What you should do - Collect all lines below with the string "desc".

[START]

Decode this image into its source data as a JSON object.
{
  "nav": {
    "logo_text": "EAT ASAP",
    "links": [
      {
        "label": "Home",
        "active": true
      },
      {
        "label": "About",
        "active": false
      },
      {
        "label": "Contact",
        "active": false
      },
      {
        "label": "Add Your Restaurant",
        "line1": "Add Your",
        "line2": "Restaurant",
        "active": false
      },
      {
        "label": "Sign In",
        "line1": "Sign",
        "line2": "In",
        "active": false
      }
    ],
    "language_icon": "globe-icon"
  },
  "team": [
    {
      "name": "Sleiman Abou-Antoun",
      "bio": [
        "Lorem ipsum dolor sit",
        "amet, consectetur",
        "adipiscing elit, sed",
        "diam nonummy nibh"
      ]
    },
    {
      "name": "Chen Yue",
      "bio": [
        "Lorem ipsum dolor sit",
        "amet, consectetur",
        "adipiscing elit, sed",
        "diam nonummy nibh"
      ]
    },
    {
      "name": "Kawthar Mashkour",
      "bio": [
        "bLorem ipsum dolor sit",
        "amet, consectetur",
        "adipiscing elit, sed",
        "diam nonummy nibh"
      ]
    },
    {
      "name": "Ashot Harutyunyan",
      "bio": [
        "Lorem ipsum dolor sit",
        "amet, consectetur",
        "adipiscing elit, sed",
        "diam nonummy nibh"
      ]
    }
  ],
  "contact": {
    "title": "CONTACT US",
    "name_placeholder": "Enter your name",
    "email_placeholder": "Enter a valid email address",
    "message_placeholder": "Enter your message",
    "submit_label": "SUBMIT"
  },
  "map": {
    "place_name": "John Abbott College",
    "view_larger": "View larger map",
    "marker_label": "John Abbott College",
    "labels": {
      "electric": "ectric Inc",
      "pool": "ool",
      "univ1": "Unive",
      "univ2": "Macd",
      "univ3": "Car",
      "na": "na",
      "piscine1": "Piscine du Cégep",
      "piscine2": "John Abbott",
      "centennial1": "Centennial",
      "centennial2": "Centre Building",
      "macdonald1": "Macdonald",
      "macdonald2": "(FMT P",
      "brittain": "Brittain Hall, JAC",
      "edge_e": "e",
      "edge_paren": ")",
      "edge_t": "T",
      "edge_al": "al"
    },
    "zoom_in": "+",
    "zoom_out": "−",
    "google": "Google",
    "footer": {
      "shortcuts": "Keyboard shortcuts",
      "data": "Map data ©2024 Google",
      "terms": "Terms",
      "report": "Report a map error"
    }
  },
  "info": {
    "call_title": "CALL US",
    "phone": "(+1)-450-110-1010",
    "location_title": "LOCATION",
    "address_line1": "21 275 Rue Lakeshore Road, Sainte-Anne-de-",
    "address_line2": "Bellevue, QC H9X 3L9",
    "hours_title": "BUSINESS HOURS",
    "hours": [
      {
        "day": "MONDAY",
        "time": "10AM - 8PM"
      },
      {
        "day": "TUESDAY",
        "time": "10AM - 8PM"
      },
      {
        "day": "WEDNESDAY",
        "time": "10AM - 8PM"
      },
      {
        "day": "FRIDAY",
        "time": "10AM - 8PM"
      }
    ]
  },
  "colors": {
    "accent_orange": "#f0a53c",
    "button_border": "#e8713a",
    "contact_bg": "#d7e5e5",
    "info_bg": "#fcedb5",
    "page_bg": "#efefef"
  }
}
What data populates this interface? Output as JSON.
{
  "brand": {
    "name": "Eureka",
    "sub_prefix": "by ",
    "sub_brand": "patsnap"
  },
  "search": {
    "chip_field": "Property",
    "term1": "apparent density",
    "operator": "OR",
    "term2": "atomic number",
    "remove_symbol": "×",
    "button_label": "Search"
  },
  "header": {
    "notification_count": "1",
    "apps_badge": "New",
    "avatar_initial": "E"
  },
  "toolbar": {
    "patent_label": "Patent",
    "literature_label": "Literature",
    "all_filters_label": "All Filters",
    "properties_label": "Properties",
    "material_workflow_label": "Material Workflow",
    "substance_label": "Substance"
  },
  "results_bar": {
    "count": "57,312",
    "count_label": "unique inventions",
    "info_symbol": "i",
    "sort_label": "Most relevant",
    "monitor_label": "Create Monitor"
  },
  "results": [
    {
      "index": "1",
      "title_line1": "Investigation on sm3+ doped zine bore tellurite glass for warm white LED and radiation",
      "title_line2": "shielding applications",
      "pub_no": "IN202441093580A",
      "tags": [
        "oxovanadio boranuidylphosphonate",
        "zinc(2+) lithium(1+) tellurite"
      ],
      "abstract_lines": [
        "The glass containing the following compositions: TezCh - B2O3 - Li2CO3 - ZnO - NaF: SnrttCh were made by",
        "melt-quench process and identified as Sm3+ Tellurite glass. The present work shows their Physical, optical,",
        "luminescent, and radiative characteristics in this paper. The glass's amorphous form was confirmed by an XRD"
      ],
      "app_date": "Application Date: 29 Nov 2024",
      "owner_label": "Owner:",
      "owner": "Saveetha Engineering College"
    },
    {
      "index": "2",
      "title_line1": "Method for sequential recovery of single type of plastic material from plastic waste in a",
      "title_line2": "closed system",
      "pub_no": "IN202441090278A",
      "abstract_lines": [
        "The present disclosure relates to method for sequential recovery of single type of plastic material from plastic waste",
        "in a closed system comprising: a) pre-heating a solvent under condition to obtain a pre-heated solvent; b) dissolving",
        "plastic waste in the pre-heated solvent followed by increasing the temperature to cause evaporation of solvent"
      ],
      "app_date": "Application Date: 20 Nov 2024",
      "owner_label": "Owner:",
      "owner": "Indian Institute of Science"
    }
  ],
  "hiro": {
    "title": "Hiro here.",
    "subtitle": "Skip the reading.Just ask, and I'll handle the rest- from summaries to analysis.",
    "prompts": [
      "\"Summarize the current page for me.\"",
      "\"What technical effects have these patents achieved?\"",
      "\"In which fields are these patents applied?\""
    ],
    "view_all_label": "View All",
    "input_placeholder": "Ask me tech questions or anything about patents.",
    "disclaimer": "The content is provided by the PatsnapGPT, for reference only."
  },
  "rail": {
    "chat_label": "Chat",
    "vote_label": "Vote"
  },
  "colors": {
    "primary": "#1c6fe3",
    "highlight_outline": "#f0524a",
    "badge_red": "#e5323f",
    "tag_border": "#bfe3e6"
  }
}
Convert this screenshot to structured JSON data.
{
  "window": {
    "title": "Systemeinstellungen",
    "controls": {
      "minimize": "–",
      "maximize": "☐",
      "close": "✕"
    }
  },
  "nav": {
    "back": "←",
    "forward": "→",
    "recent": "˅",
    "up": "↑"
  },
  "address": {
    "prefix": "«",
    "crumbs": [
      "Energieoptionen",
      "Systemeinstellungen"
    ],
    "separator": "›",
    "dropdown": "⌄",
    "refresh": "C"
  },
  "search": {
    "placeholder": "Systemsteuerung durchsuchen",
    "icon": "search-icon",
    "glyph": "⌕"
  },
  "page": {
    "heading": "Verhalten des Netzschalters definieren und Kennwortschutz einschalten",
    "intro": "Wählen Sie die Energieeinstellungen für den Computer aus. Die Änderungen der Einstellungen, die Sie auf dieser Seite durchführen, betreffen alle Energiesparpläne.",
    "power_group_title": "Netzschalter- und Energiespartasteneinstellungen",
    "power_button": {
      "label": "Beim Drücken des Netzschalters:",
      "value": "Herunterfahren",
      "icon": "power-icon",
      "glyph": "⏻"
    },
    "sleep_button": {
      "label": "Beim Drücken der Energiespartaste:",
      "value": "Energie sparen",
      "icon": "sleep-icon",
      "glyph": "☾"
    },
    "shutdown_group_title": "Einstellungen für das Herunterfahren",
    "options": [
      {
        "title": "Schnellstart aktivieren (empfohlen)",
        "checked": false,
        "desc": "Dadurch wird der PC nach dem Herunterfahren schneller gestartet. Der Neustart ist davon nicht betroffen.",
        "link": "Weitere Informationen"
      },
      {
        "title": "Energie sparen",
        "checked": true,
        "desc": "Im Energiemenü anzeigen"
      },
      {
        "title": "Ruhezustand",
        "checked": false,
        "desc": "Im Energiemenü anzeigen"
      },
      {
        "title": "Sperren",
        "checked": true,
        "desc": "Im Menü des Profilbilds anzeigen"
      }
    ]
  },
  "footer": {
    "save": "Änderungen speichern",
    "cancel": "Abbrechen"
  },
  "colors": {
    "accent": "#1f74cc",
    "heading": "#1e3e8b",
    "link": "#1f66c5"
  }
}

[END]

Answer to the problem -
        "desc": "Dadurch wird der PC nach dem Herunterfahren schneller gestartet. Der Neustart ist davon nicht betroffen.",
        "desc": "Im Energiemenü anzeigen"
        "desc": "Im Energiemenü anzeigen"
        "desc": "Im Menü des Profilbilds anzeigen"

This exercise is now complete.